Data lines
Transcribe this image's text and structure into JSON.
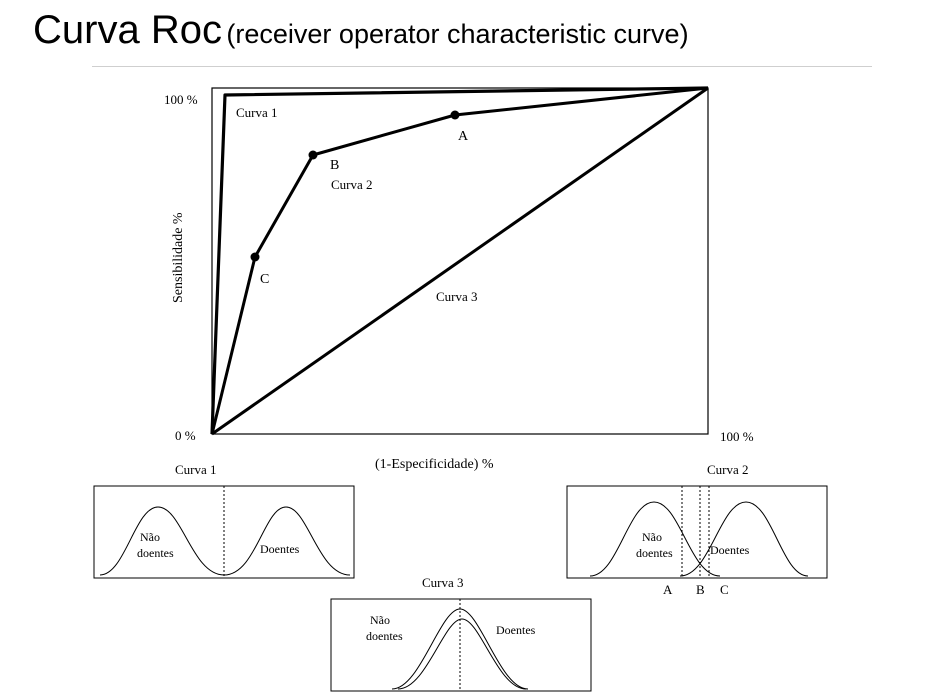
{
  "slide": {
    "title_main": "Curva Roc",
    "title_sub": "(receiver operator characteristic curve)"
  },
  "roc": {
    "y_top_label": "100 %",
    "y_zero_label": "0 %",
    "x_right_label": "100 %",
    "y_axis_title": "Sensibilidade %",
    "x_axis_title": "(1-Especificidade) %",
    "curve1_label": "Curva 1",
    "curve2_label": "Curva 2",
    "curve3_label": "Curva 3",
    "point_a": "A",
    "point_b": "B",
    "point_c": "C"
  },
  "panels": {
    "curve1": {
      "title": "Curva 1",
      "nao_line1": "Não",
      "nao_line2": "doentes",
      "doentes": "Doentes"
    },
    "curve2": {
      "title": "Curva 2",
      "nao_line1": "Não",
      "nao_line2": "doentes",
      "doentes": "Doentes",
      "cut_a": "A",
      "cut_b": "B",
      "cut_c": "C"
    },
    "curve3": {
      "title": "Curva 3",
      "nao_line1": "Não",
      "nao_line2": "doentes",
      "doentes": "Doentes"
    }
  }
}
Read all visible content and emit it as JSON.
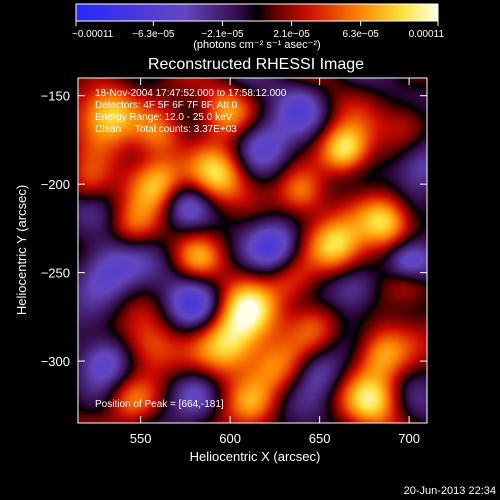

Task
Gather each line in the data that holds the string "JSON".

Correct response
Transcribe this image's text and structure into JSON.
Read all visible content and emit it as JSON.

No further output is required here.